## Directions
Every entry that follows needs to be repeated exactly.

## Records for processing
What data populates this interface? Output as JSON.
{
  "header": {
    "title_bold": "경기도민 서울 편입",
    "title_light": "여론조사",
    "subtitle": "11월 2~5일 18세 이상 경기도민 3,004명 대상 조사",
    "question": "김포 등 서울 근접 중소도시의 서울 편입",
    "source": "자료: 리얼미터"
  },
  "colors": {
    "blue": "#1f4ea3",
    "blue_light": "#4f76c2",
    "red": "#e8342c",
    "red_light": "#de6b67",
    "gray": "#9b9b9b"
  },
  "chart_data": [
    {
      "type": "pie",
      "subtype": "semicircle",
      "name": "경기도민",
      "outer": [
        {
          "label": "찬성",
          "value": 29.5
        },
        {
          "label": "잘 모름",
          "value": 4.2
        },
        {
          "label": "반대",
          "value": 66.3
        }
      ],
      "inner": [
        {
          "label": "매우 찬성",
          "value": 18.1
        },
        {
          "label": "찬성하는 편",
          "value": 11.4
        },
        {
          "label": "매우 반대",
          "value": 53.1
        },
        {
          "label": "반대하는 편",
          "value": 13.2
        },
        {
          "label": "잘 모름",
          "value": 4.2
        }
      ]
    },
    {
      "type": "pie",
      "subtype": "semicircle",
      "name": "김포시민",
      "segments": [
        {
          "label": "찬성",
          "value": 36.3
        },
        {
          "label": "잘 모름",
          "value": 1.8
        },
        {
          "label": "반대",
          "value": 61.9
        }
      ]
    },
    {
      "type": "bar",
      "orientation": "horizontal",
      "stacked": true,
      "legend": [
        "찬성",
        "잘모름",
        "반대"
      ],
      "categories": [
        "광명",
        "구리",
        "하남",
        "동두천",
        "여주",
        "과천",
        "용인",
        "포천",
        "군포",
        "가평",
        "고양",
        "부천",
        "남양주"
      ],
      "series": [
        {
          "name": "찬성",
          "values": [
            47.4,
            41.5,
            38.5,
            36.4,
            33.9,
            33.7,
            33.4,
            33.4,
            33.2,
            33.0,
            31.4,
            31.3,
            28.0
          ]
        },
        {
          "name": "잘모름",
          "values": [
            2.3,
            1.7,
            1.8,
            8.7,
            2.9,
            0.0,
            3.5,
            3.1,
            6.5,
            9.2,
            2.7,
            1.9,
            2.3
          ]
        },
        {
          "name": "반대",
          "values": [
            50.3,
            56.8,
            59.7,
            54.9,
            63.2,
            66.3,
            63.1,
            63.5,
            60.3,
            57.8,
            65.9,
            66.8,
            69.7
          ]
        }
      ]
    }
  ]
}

## Task response
What data populates this interface? Output as JSON.
{
  "header": {
    "title_bold": "경기도민 서울 편입",
    "title_light": "여론조사",
    "subtitle": "11월 2~5일 18세 이상 경기도민 3,004명 대상 조사",
    "question": "김포 등 서울 근접 중소도시의 서울 편입",
    "source": "자료: 리얼미터"
  },
  "colors": {
    "blue": "#1f4ea3",
    "blue_light": "#4f76c2",
    "red": "#e8342c",
    "red_light": "#de6b67",
    "gray": "#9b9b9b"
  },
  "chart_data": [
    {
      "type": "pie",
      "subtype": "semicircle",
      "name": "경기도민",
      "outer": [
        {
          "label": "찬성",
          "value": 29.5
        },
        {
          "label": "잘 모름",
          "value": 4.2
        },
        {
          "label": "반대",
          "value": 66.3
        }
      ],
      "inner": [
        {
          "label": "매우 찬성",
          "value": 18.1
        },
        {
          "label": "찬성하는 편",
          "value": 11.4
        },
        {
          "label": "매우 반대",
          "value": 53.1
        },
        {
          "label": "반대하는 편",
          "value": 13.2
        },
        {
          "label": "잘 모름",
          "value": 4.2
        }
      ]
    },
    {
      "type": "pie",
      "subtype": "semicircle",
      "name": "김포시민",
      "segments": [
        {
          "label": "찬성",
          "value": 36.3
        },
        {
          "label": "잘 모름",
          "value": 1.8
        },
        {
          "label": "반대",
          "value": 61.9
        }
      ]
    },
    {
      "type": "bar",
      "orientation": "horizontal",
      "stacked": true,
      "legend": [
        "찬성",
        "잘모름",
        "반대"
      ],
      "categories": [
        "광명",
        "구리",
        "하남",
        "동두천",
        "여주",
        "과천",
        "용인",
        "포천",
        "군포",
        "가평",
        "고양",
        "부천",
        "남양주"
      ],
      "series": [
        {
          "name": "찬성",
          "values": [
            47.4,
            41.5,
            38.5,
            36.4,
            33.9,
            33.7,
            33.4,
            33.4,
            33.2,
            33.0,
            31.4,
            31.3,
            28.0
          ]
        },
        {
          "name": "잘모름",
          "values": [
            2.3,
            1.7,
            1.8,
            8.7,
            2.9,
            0.0,
            3.5,
            3.1,
            6.5,
            9.2,
            2.7,
            1.9,
            2.3
          ]
        },
        {
          "name": "반대",
          "values": [
            50.3,
            56.8,
            59.7,
            54.9,
            63.2,
            66.3,
            63.1,
            63.5,
            60.3,
            57.8,
            65.9,
            66.8,
            69.7
          ]
        }
      ]
    }
  ]
}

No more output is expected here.